== Task instructions ==
Repeat each line of the material below exactly as it appears, minus any pictures.

Stored dataset items
──────────
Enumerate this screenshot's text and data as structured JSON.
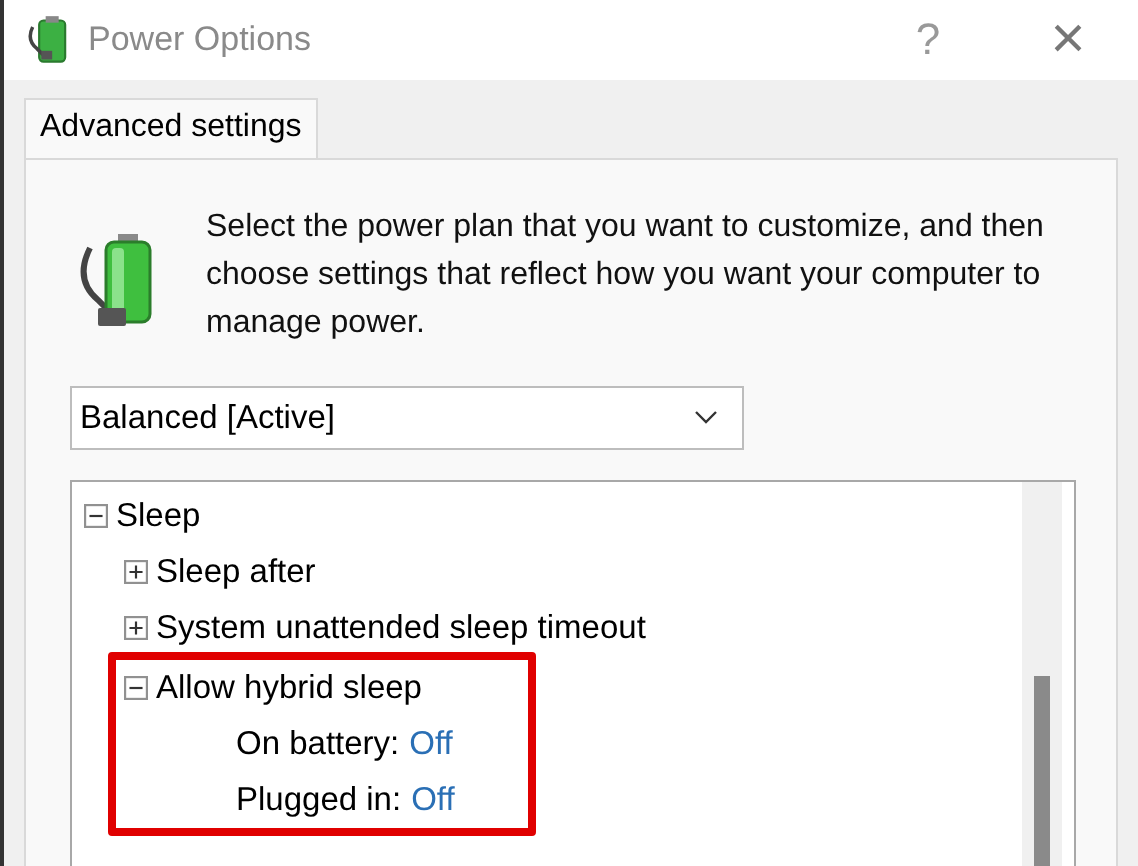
{
  "window": {
    "title": "Power Options"
  },
  "title_buttons": [
    "?",
    "×"
  ],
  "tabs": [
    {
      "label": "Advanced settings",
      "selected": true
    }
  ],
  "description": "Select the power plan that you want to customize, and then choose settings that reflect how you want your computer to manage power.",
  "plan_dropdown": {
    "value": "Balanced [Active]"
  },
  "tree": [
    {
      "label": "Sleep",
      "expanded": true,
      "highlighted": false,
      "children": [
        {
          "label": "Sleep after",
          "expanded": false,
          "highlighted": false
        },
        {
          "label": "System unattended sleep timeout",
          "expanded": false,
          "highlighted": false
        },
        {
          "label": "Allow hybrid sleep",
          "expanded": true,
          "highlighted": true,
          "children": [
            {
              "label": "On battery:",
              "value": "Off"
            },
            {
              "label": "Plugged in:",
              "value": "Off"
            }
          ]
        }
      ]
    }
  ]
}
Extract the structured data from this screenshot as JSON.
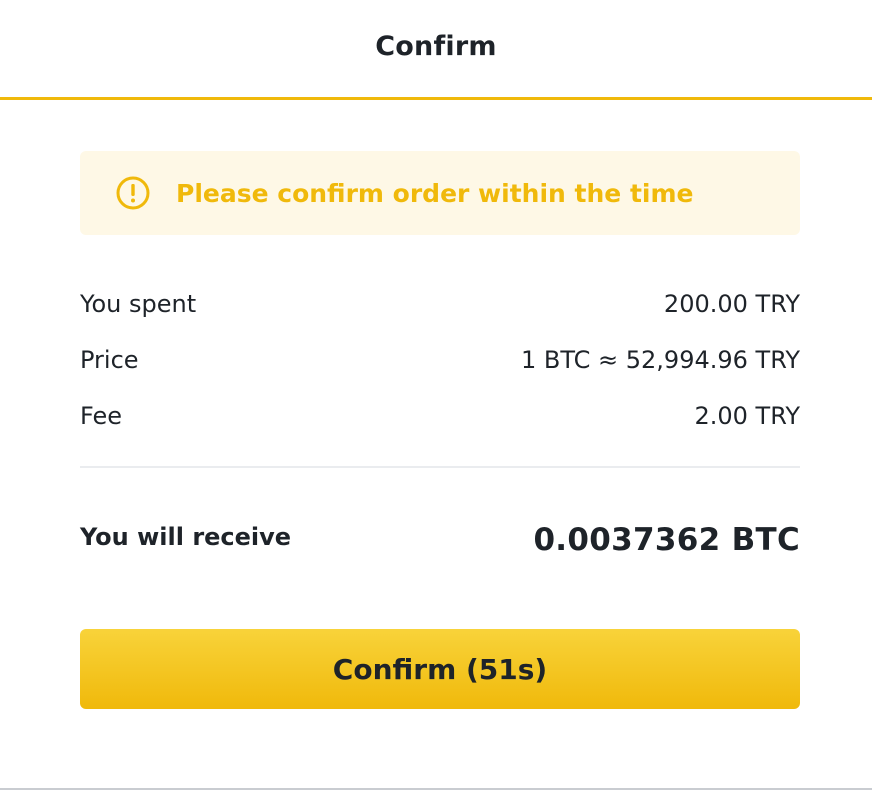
{
  "dialog": {
    "title": "Confirm"
  },
  "notice": {
    "icon": "exclamation-circle-icon",
    "text": "Please confirm order within the time",
    "color": "#f0b90b",
    "background": "#fef8e6"
  },
  "details": [
    {
      "label": "You spent",
      "value": "200.00 TRY"
    },
    {
      "label": "Price",
      "value": "1 BTC ≈ 52,994.96 TRY"
    },
    {
      "label": "Fee",
      "value": "2.00 TRY"
    }
  ],
  "receive": {
    "label": "You will receive",
    "value": "0.0037362 BTC"
  },
  "confirm_button": {
    "label": "Confirm (51s)",
    "color": "#f0b90b"
  }
}
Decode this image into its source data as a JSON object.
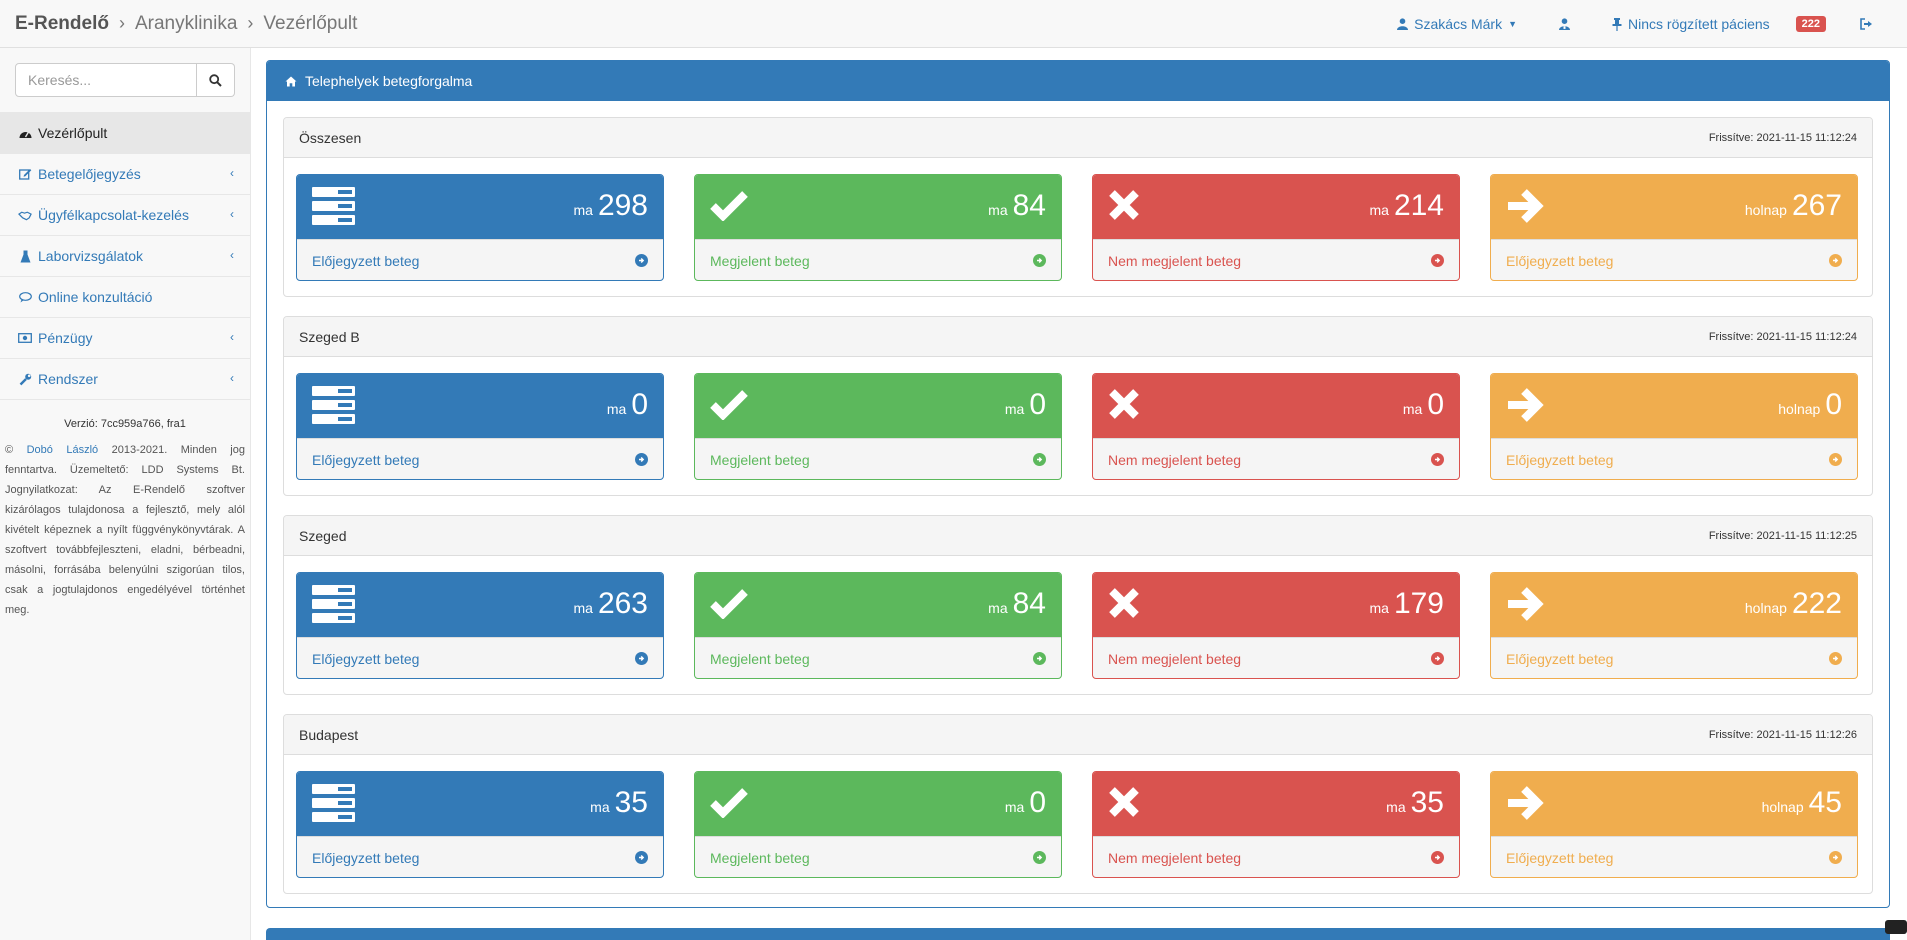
──────────
== Result of this task ==
Enumerate this screenshot's text and data as structured JSON.
{
  "window": {
    "title": "Power Options"
  },
  "title_buttons": [
    "?",
    "×"
  ],
  "tabs": [
    {
      "label": "Advanced settings",
      "selected": true
    }
  ],
  "description": "Select the power plan that you want to customize, and then choose settings that reflect how you want your computer to manage power.",
  "plan_dropdown": {
    "value": "Balanced [Active]"
  },
  "tree": [
    {
      "label": "Sleep",
      "expanded": true,
      "highlighted": false,
      "children": [
        {
          "label": "Sleep after",
          "expanded": false,
          "highlighted": false
        },
        {
          "label": "System unattended sleep timeout",
          "expanded": false,
          "highlighted": false
        },
        {
          "label": "Allow hybrid sleep",
          "expanded": true,
          "highlighted": true,
          "children": [
            {
              "label": "On battery:",
              "value": "Off"
            },
            {
              "label": "Plugged in:",
              "value": "Off"
            }
          ]
        }
      ]
    }
  ]
}
Extract the structured data from this screenshot as JSON.
{
  "dialog": {
    "title": "Confirm"
  },
  "notice": {
    "icon": "exclamation-circle-icon",
    "text": "Please confirm order within the time",
    "color": "#f0b90b",
    "background": "#fef8e6"
  },
  "details": [
    {
      "label": "You spent",
      "value": "200.00 TRY"
    },
    {
      "label": "Price",
      "value": "1 BTC ≈ 52,994.96 TRY"
    },
    {
      "label": "Fee",
      "value": "2.00 TRY"
    }
  ],
  "receive": {
    "label": "You will receive",
    "value": "0.0037362 BTC"
  },
  "confirm_button": {
    "label": "Confirm (51s)",
    "color": "#f0b90b"
  }
}
Decode this image into its source data as a JSON object.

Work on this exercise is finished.